Repeat the records verbatim and leave the pictures out of your copy.

:: Exercise input

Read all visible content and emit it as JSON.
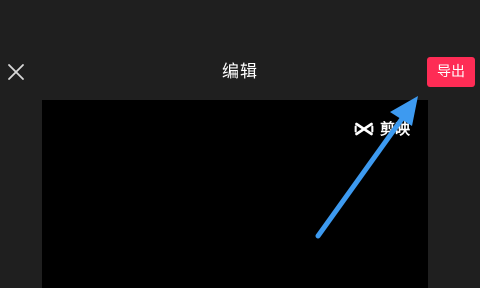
{
  "header": {
    "title": "编辑",
    "close_icon": "close-icon",
    "export_label": "导出"
  },
  "preview": {
    "watermark_text": "剪映",
    "watermark_icon": "capcut-logo-icon"
  },
  "colors": {
    "background": "#1f1f1f",
    "export_accent": "#fe2c55",
    "arrow": "#3d9af0"
  }
}
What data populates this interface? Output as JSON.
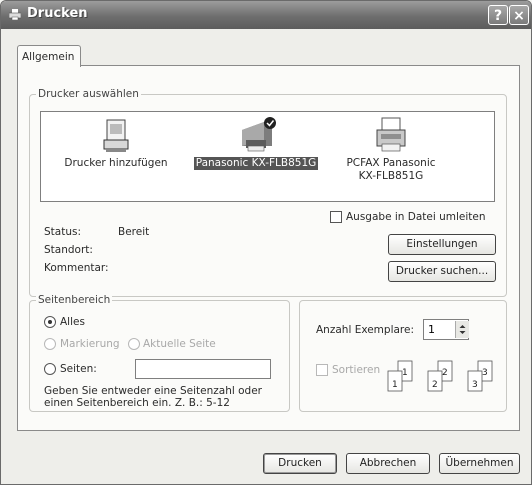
{
  "window": {
    "title": "Drucken",
    "help_label": "?",
    "close_label": "×"
  },
  "tabs": [
    {
      "label": "Allgemein"
    }
  ],
  "select_printer": {
    "group_label": "Drucker auswählen",
    "printers": [
      {
        "label": "Drucker hinzufügen",
        "icon": "add-printer-icon"
      },
      {
        "label": "Panasonic KX-FLB851G",
        "icon": "printer-icon",
        "selected": true
      },
      {
        "label": "PCFAX Panasonic\nKX-FLB851G",
        "icon": "fax-printer-icon"
      }
    ],
    "status_label": "Status:",
    "status_value": "Bereit",
    "location_label": "Standort:",
    "location_value": "",
    "comment_label": "Kommentar:",
    "comment_value": "",
    "print_to_file_label": "Ausgabe in Datei umleiten",
    "settings_button": "Einstellungen",
    "find_printer_button": "Drucker suchen..."
  },
  "page_range": {
    "group_label": "Seitenbereich",
    "all_label": "Alles",
    "selection_label": "Markierung",
    "current_page_label": "Aktuelle Seite",
    "pages_label": "Seiten:",
    "pages_value": "",
    "hint_line1": "Geben Sie entweder eine Seitenzahl oder",
    "hint_line2": "einen Seitenbereich ein. Z. B.: 5-12"
  },
  "copies": {
    "label": "Anzahl Exemplare:",
    "value": "1",
    "collate_label": "Sortieren",
    "page_numbers": [
      "1",
      "1",
      "2",
      "2",
      "3",
      "3"
    ]
  },
  "footer": {
    "print_button": "Drucken",
    "cancel_button": "Abbrechen",
    "apply_button": "Übernehmen"
  }
}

::::

[The response]
Read all visible content and emit it as JSON.
{
  "header": {
    "title": "编辑",
    "close_icon": "close-icon",
    "export_label": "导出"
  },
  "preview": {
    "watermark_text": "剪映",
    "watermark_icon": "capcut-logo-icon"
  },
  "colors": {
    "background": "#1f1f1f",
    "export_accent": "#fe2c55",
    "arrow": "#3d9af0"
  }
}
What data populates this interface? Output as JSON.
{
  "window": {
    "title": "Drucken",
    "help_label": "?",
    "close_label": "×"
  },
  "tabs": [
    {
      "label": "Allgemein"
    }
  ],
  "select_printer": {
    "group_label": "Drucker auswählen",
    "printers": [
      {
        "label": "Drucker hinzufügen",
        "icon": "add-printer-icon"
      },
      {
        "label": "Panasonic KX-FLB851G",
        "icon": "printer-icon",
        "selected": true
      },
      {
        "label": "PCFAX Panasonic\nKX-FLB851G",
        "icon": "fax-printer-icon"
      }
    ],
    "status_label": "Status:",
    "status_value": "Bereit",
    "location_label": "Standort:",
    "location_value": "",
    "comment_label": "Kommentar:",
    "comment_value": "",
    "print_to_file_label": "Ausgabe in Datei umleiten",
    "settings_button": "Einstellungen",
    "find_printer_button": "Drucker suchen..."
  },
  "page_range": {
    "group_label": "Seitenbereich",
    "all_label": "Alles",
    "selection_label": "Markierung",
    "current_page_label": "Aktuelle Seite",
    "pages_label": "Seiten:",
    "pages_value": "",
    "hint_line1": "Geben Sie entweder eine Seitenzahl oder",
    "hint_line2": "einen Seitenbereich ein. Z. B.: 5-12"
  },
  "copies": {
    "label": "Anzahl Exemplare:",
    "value": "1",
    "collate_label": "Sortieren",
    "page_numbers": [
      "1",
      "1",
      "2",
      "2",
      "3",
      "3"
    ]
  },
  "footer": {
    "print_button": "Drucken",
    "cancel_button": "Abbrechen",
    "apply_button": "Übernehmen"
  }
}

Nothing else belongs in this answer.